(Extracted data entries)
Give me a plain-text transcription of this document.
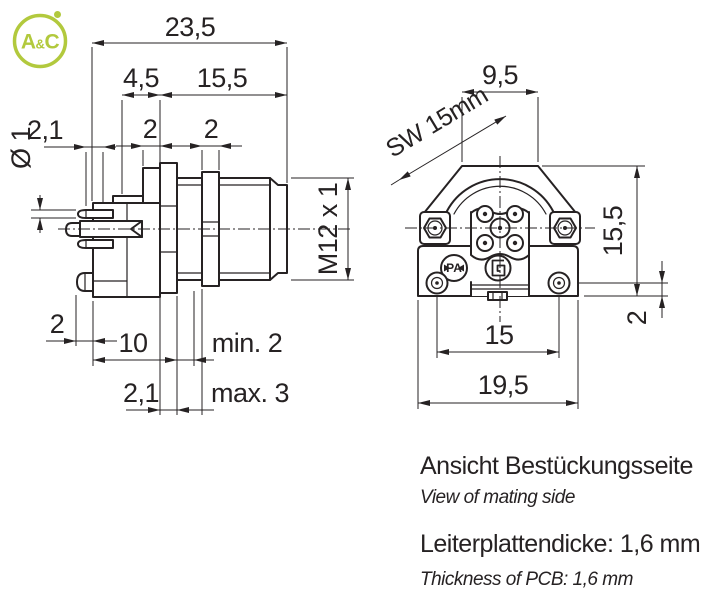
A&C	23,5
4,5 15,5
2 2
2,1
Ø 1
M12 x 1
2
10 min. 2
2,1 max. 3
PA
9,5
SW 15mm
15,5
2
15
19,5
Ansicht Bestückungsseite
View of mating side
Leiterplattendicke: 1,6 mm
Thickness of PCB: 1,6 mm
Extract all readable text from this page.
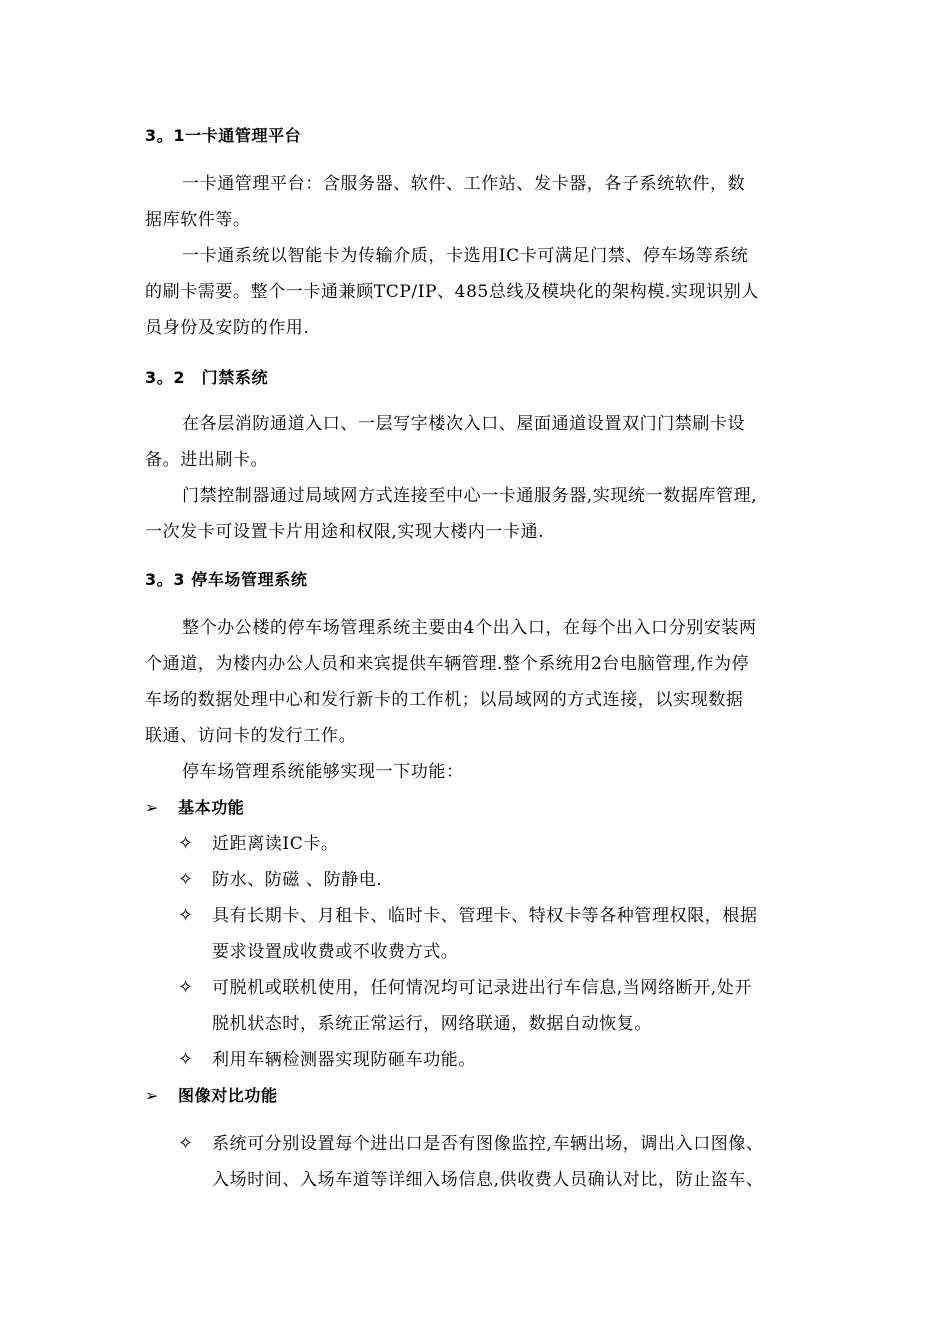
3。1一卡通管理平台
一卡通管理平台：含服务器、软件、工作站、发卡器，各子系统软件，数
据库软件等。
一卡通系统以智能卡为传输介质，卡选用IC卡可满足门禁、停车场等系统
的刷卡需要。整个一卡通兼顾TCP/IP、485总线及模块化的架构模.实现识别人
员身份及安防的作用.
3。2　门禁系统
在各层消防通道入口、一层写字楼次入口、屋面通道设置双门门禁刷卡设
备。进出刷卡。
门禁控制器通过局域网方式连接至中心一卡通服务器,实现统一数据库管理,
一次发卡可设置卡片用途和权限,实现大楼内一卡通.
3。3 停车场管理系统
整个办公楼的停车场管理系统主要由4个出入口，在每个出入口分别安装两
个通道，为楼内办公人员和来宾提供车辆管理.整个系统用2台电脑管理,作为停
车场的数据处理中心和发行新卡的工作机；以局域网的方式连接，以实现数据
联通、访问卡的发行工作。
停车场管理系统能够实现一下功能：
➢ 基本功能
✧ 近距离读IC卡。
✧ 防水、防磁 、防静电.
✧ 具有长期卡、月租卡、临时卡、管理卡、特权卡等各种管理权限，根据
要求设置成收费或不收费方式。
✧ 可脱机或联机使用，任何情况均可记录进出行车信息,当网络断开,处开
脱机状态时，系统正常运行，网络联通，数据自动恢复。
✧ 利用车辆检测器实现防砸车功能。
➢ 图像对比功能
✧ 系统可分别设置每个进出口是否有图像监控,车辆出场，调出入口图像、
入场时间、入场车道等详细入场信息,供收费人员确认对比，防止盗车、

» Instructions to follow: Pull out each line containing the word "text" and copy it.

» Response for this exercise:
Give me a plain-text transcription of this document.
Extract all readable text from this page.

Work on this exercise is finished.